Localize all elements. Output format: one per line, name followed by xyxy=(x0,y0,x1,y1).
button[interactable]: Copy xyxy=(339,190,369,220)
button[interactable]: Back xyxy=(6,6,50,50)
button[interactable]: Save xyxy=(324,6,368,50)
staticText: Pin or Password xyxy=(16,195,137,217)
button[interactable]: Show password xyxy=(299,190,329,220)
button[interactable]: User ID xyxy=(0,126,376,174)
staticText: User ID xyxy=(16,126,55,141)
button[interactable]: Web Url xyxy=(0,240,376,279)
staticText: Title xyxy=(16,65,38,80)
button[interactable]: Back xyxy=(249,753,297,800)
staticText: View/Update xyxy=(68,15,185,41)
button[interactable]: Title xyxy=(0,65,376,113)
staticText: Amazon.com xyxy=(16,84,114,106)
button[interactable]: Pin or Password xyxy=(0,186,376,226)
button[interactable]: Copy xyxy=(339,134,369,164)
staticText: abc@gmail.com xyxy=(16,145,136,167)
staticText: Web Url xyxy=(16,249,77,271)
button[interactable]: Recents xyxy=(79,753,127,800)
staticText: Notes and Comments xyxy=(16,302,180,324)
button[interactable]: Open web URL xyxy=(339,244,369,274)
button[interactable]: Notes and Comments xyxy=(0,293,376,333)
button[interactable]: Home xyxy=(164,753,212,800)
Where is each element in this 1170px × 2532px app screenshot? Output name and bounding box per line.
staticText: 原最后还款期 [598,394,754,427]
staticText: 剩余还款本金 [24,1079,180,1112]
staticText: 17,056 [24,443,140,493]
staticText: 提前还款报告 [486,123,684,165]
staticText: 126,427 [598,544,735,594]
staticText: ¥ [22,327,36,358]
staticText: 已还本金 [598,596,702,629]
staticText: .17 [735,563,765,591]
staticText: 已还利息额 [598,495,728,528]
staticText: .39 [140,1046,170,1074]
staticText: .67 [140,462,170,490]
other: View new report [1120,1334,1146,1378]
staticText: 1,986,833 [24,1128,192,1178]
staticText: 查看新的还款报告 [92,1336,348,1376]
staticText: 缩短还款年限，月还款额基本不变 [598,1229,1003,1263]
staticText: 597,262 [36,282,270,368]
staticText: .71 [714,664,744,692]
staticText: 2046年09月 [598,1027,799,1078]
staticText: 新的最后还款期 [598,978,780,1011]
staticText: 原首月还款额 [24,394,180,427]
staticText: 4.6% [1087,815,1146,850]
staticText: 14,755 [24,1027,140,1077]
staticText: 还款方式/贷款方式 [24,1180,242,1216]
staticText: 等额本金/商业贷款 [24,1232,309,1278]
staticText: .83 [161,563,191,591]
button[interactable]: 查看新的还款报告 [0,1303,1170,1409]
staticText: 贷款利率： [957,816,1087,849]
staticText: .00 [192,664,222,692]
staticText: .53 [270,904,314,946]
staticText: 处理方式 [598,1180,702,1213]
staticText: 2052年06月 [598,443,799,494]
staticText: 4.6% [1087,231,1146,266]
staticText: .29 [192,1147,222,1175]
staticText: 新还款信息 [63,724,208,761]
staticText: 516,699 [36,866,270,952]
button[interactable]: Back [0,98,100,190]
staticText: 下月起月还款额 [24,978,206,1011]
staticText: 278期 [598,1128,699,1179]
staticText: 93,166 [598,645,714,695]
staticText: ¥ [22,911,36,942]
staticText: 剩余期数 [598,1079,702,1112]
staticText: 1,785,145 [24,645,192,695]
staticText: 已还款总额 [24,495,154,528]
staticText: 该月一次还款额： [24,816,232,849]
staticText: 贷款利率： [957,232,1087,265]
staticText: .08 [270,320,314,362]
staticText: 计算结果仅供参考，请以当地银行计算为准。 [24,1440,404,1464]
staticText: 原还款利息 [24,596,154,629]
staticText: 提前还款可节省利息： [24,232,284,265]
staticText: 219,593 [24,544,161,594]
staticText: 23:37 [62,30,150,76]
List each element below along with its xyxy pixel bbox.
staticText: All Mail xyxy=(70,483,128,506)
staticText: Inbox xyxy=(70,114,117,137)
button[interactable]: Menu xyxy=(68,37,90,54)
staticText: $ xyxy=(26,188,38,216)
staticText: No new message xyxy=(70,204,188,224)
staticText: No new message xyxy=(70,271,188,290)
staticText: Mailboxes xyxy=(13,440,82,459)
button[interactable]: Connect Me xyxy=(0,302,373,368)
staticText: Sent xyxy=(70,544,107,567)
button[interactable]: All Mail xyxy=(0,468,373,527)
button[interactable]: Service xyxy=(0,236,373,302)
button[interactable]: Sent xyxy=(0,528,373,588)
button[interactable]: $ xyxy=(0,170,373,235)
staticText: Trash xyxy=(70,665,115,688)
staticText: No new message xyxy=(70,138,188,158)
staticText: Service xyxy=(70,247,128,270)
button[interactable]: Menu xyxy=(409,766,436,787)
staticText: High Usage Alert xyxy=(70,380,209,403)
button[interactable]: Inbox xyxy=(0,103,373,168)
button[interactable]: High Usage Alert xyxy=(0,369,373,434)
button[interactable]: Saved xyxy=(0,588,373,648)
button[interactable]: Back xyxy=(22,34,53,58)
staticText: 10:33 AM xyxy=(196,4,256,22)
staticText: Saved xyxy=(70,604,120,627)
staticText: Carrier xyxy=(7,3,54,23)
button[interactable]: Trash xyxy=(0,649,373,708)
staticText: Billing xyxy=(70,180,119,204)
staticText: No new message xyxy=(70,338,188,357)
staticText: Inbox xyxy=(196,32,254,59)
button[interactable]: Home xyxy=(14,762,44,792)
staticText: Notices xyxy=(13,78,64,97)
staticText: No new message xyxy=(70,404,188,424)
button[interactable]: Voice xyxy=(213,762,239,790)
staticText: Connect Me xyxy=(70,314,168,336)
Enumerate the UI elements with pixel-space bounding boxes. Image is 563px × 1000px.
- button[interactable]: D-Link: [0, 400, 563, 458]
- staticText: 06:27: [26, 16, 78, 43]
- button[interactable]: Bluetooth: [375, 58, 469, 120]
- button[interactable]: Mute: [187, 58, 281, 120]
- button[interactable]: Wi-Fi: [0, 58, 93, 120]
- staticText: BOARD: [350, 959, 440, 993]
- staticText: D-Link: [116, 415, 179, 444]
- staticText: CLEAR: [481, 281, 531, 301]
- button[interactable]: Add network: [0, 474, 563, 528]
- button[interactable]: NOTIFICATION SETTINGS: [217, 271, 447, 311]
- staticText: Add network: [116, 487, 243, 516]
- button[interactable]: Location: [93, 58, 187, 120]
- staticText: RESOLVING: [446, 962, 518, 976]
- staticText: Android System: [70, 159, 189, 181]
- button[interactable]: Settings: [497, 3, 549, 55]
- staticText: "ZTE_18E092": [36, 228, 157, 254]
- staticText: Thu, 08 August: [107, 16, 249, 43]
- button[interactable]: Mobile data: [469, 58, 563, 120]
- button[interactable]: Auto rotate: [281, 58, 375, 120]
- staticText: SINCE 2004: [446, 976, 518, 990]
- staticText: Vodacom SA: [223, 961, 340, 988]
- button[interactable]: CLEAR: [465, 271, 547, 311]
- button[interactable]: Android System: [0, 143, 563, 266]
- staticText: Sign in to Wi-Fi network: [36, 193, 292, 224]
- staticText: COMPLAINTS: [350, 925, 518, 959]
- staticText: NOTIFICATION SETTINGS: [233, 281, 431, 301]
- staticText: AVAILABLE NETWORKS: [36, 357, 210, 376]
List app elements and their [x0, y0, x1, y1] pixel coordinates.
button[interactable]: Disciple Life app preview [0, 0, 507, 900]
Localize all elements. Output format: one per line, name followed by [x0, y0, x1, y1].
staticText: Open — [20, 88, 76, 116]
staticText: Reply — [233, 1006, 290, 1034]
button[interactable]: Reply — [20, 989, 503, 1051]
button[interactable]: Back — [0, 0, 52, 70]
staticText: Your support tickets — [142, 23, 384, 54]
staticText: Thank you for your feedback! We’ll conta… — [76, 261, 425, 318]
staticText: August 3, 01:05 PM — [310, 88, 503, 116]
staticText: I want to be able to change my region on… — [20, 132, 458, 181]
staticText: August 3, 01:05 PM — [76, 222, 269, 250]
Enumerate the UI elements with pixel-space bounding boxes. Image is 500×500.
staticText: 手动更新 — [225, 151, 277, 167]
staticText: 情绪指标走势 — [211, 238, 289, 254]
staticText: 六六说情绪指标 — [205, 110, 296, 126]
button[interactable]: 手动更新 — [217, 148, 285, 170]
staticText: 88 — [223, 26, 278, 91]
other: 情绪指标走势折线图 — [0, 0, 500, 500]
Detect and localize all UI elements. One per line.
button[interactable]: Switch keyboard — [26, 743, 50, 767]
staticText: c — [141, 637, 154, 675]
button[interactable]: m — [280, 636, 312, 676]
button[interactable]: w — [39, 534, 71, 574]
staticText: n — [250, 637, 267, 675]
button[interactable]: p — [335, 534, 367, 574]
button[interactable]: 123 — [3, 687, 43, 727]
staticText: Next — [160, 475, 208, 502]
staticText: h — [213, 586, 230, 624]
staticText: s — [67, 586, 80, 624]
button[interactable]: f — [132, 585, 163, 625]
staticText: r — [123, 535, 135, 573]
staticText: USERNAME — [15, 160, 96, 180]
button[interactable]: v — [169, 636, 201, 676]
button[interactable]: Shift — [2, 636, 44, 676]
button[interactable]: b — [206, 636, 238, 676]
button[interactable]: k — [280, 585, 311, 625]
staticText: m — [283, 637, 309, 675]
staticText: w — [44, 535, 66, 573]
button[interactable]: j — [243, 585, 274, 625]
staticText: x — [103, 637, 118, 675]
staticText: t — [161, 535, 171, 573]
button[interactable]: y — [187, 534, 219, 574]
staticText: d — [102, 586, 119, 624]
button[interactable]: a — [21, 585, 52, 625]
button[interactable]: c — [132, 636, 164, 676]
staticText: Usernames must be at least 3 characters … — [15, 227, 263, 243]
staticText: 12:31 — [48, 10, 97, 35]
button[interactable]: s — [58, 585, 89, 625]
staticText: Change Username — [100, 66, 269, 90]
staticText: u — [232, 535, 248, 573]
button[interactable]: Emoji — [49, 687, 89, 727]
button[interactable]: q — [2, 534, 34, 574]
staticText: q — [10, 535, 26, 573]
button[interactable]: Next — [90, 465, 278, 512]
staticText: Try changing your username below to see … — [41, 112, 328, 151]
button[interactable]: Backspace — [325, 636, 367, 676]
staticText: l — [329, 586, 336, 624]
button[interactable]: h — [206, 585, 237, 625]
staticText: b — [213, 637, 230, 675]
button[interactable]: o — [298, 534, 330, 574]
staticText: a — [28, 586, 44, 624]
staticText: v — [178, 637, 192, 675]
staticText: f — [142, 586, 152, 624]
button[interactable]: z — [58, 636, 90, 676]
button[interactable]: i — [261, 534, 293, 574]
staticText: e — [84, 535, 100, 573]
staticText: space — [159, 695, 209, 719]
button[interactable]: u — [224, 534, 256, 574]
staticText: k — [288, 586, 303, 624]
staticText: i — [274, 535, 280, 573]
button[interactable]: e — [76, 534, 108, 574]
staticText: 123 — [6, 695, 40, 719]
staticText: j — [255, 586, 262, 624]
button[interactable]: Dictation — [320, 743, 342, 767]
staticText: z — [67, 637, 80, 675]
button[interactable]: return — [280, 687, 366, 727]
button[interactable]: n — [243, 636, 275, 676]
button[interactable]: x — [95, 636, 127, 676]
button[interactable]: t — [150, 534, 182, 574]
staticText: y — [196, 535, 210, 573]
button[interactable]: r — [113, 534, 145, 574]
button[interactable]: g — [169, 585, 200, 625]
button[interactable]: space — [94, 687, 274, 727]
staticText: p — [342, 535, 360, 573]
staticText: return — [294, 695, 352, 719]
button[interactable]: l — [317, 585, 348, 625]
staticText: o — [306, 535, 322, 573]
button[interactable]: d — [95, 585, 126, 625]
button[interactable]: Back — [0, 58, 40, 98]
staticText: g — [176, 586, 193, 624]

********************

## TASK TO CARRY OUT:
Reproduce the records verbatim from their first line through the line containing "button[interactable]: Save xyxy=(324,6,368,50)", including both of those lines.

## REPLY TO THE EXERCISE:
Localize all elements. Output format: one per line, name followed by xyxy=(x0,y0,x1,y1).
button[interactable]: Copy xyxy=(339,190,369,220)
button[interactable]: Back xyxy=(6,6,50,50)
button[interactable]: Save xyxy=(324,6,368,50)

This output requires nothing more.